● What you have to do
Using the listing below, report all lines holding the word "UEFI".

## START Dataset entries

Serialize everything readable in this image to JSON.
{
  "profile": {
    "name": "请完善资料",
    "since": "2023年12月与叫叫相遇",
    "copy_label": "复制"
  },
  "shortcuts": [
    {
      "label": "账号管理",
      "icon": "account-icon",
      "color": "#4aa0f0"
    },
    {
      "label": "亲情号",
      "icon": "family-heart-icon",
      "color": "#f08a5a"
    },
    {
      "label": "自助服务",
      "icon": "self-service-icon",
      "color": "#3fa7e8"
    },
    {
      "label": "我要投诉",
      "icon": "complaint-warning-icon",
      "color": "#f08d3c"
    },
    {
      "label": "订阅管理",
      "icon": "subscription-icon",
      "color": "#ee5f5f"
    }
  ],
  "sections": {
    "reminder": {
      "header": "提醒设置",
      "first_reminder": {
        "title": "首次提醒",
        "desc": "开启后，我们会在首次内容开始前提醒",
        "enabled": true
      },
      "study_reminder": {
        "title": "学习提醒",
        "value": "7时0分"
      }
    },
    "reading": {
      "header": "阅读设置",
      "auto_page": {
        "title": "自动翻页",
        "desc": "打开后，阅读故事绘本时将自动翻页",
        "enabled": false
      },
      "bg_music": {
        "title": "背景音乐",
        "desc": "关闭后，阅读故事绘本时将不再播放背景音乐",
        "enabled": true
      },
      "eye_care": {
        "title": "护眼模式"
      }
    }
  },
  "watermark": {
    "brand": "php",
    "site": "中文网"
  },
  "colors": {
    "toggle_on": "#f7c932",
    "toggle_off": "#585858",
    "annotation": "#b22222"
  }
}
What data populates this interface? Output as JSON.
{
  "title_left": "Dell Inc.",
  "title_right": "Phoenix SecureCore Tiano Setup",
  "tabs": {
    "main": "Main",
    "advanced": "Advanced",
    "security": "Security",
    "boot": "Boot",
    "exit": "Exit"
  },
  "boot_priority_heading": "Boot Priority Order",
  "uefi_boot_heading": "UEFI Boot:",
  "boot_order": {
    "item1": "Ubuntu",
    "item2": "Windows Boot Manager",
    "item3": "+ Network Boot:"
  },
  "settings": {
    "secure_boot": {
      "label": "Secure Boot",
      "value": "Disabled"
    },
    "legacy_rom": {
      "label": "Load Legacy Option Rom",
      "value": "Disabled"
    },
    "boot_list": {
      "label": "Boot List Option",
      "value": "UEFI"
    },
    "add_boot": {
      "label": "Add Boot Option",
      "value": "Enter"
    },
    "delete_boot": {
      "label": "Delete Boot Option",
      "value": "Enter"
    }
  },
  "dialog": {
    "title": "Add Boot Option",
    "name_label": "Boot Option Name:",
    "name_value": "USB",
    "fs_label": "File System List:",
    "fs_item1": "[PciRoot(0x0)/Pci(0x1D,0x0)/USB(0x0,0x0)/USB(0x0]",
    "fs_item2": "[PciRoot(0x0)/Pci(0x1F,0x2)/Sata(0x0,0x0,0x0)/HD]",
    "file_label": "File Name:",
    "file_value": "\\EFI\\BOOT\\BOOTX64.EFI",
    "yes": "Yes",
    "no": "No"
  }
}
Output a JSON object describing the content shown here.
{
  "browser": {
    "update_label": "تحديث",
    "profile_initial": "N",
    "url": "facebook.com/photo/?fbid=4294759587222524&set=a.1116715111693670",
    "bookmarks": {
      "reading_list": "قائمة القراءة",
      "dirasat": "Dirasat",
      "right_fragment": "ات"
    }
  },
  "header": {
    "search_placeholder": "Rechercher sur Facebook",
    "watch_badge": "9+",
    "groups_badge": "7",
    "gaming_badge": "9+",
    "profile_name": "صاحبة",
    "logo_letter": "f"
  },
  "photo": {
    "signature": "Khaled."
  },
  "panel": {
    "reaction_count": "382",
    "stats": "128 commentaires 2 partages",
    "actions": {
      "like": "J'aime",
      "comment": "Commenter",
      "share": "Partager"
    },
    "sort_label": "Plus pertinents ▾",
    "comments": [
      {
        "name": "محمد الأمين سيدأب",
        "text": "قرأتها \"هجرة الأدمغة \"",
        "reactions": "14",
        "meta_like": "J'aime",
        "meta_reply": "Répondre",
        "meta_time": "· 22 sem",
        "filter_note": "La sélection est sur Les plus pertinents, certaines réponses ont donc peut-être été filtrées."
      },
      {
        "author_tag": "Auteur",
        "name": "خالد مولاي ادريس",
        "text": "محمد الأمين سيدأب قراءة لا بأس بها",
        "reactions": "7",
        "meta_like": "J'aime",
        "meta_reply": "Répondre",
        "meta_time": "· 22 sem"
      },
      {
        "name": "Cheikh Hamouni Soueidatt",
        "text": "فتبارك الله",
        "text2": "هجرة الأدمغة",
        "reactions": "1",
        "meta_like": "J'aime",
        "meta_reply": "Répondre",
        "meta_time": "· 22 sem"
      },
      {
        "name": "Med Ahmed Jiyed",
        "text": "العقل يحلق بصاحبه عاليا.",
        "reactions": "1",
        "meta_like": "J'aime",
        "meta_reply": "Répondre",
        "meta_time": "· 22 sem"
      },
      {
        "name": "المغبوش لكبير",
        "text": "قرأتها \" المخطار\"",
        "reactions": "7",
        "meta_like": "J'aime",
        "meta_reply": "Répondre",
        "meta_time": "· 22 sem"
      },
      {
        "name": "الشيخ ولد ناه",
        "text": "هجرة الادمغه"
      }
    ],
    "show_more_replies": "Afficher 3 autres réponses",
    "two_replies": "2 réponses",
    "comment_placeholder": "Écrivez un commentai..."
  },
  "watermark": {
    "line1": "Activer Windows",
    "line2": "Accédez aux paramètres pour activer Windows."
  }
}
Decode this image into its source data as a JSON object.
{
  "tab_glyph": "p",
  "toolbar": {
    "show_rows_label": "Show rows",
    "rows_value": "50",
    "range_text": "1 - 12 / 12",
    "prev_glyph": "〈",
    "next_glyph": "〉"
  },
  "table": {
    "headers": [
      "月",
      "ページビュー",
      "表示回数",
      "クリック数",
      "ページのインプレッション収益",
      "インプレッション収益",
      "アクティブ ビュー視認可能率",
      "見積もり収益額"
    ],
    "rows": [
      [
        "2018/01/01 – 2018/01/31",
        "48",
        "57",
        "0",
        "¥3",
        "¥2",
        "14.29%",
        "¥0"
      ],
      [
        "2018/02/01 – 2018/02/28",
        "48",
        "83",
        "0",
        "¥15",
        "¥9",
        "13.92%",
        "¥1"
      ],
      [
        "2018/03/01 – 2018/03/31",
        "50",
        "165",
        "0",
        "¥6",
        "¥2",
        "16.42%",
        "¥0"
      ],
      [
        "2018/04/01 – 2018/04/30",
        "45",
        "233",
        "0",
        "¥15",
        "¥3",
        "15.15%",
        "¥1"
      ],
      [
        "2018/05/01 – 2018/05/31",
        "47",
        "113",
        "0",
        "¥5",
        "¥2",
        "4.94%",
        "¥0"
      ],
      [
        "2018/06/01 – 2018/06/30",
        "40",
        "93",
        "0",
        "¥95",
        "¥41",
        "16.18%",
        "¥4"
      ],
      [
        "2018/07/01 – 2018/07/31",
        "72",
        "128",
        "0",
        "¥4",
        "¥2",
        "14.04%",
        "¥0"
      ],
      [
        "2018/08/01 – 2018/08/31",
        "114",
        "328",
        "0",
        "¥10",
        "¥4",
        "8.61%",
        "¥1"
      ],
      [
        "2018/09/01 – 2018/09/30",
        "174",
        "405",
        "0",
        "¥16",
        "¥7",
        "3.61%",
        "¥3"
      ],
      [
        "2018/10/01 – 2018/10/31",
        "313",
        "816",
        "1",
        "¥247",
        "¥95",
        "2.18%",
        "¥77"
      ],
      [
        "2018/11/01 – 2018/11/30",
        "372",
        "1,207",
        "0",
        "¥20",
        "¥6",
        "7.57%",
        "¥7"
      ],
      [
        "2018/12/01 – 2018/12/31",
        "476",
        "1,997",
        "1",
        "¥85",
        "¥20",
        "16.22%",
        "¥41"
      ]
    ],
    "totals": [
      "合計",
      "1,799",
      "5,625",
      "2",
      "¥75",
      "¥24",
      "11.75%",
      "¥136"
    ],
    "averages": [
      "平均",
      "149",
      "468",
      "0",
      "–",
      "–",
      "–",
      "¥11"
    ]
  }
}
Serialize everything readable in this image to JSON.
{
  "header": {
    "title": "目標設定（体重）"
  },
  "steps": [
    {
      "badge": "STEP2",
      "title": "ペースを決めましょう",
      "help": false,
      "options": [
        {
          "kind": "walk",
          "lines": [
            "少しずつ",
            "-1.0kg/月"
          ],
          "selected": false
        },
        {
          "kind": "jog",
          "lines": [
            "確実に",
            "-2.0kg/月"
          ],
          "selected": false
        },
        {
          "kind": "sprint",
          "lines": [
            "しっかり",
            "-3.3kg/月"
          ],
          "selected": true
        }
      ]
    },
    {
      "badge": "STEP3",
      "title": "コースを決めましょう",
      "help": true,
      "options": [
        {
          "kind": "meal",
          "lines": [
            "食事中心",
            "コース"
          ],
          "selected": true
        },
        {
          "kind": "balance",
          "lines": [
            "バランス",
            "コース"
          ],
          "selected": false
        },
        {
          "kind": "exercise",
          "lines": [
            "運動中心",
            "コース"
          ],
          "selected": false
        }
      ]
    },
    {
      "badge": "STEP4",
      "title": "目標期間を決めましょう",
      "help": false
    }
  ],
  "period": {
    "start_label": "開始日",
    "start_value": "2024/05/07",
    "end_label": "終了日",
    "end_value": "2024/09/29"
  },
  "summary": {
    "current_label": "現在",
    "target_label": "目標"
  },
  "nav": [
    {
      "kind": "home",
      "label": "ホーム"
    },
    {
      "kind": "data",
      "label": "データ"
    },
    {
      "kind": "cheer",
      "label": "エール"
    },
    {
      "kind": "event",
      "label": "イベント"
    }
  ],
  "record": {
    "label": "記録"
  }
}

## END Dataset entries

● Result of this task
  "uefi_boot_heading": "UEFI Boot:",
      "value": "UEFI"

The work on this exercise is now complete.